- **Request**:
Skip the pictures and quote all of the lines exactly.

- **Records from a data collection**:
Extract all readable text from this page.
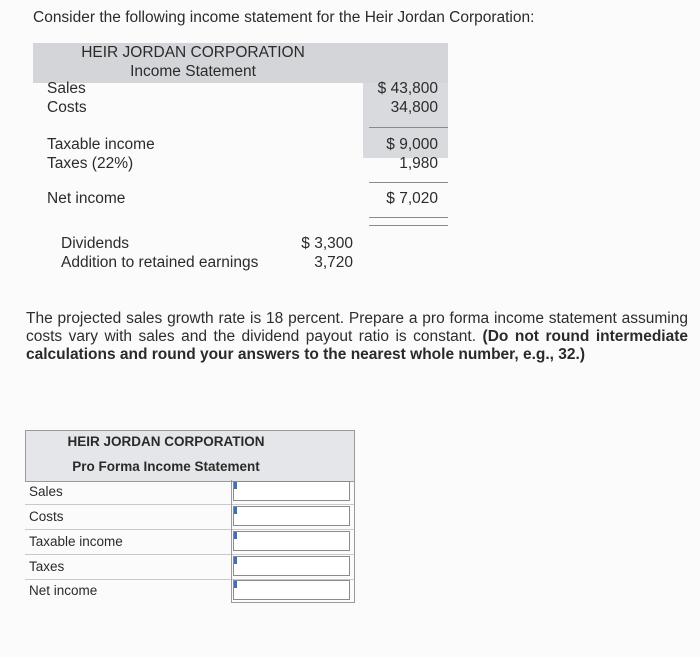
Consider the following income statement for the Heir Jordan Corporation:
HEIR JORDAN CORPORATION
Income Statement
Sales	$ 43,800
Costs	34,800
Taxable income	$ 9,000
Taxes (22%)	1,980
Net income	$ 7,020
Dividends	$ 3,300
Addition to retained earnings	3,720
The projected sales growth rate is 18 percent. Prepare a pro forma income statement assuming costs vary with sales and the dividend payout ratio is constant. (Do not round intermediate calculations and round your answers to the nearest whole number, e.g., 32.)
HEIR JORDAN CORPORATION
Pro Forma Income Statement
Sales
Costs
Taxable income
Taxes
Net income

- **The response**:
Extract all readable text from this page.
Consider the following income statement for the Heir Jordan Corporation:
HEIR JORDAN CORPORATION
Income Statement
Sales	$ 43,800
Costs	34,800
Taxable income	$ 9,000
Taxes (22%)	1,980
Net income	$ 7,020
Dividends	$ 3,300
Addition to retained earnings	3,720
The projected sales growth rate is 18 percent. Prepare a pro forma income statement assuming costs vary with sales and the dividend payout ratio is constant. (Do not round intermediate calculations and round your answers to the nearest whole number, e.g., 32.)
HEIR JORDAN CORPORATION
Pro Forma Income Statement
Sales
Costs
Taxable income
Taxes
Net income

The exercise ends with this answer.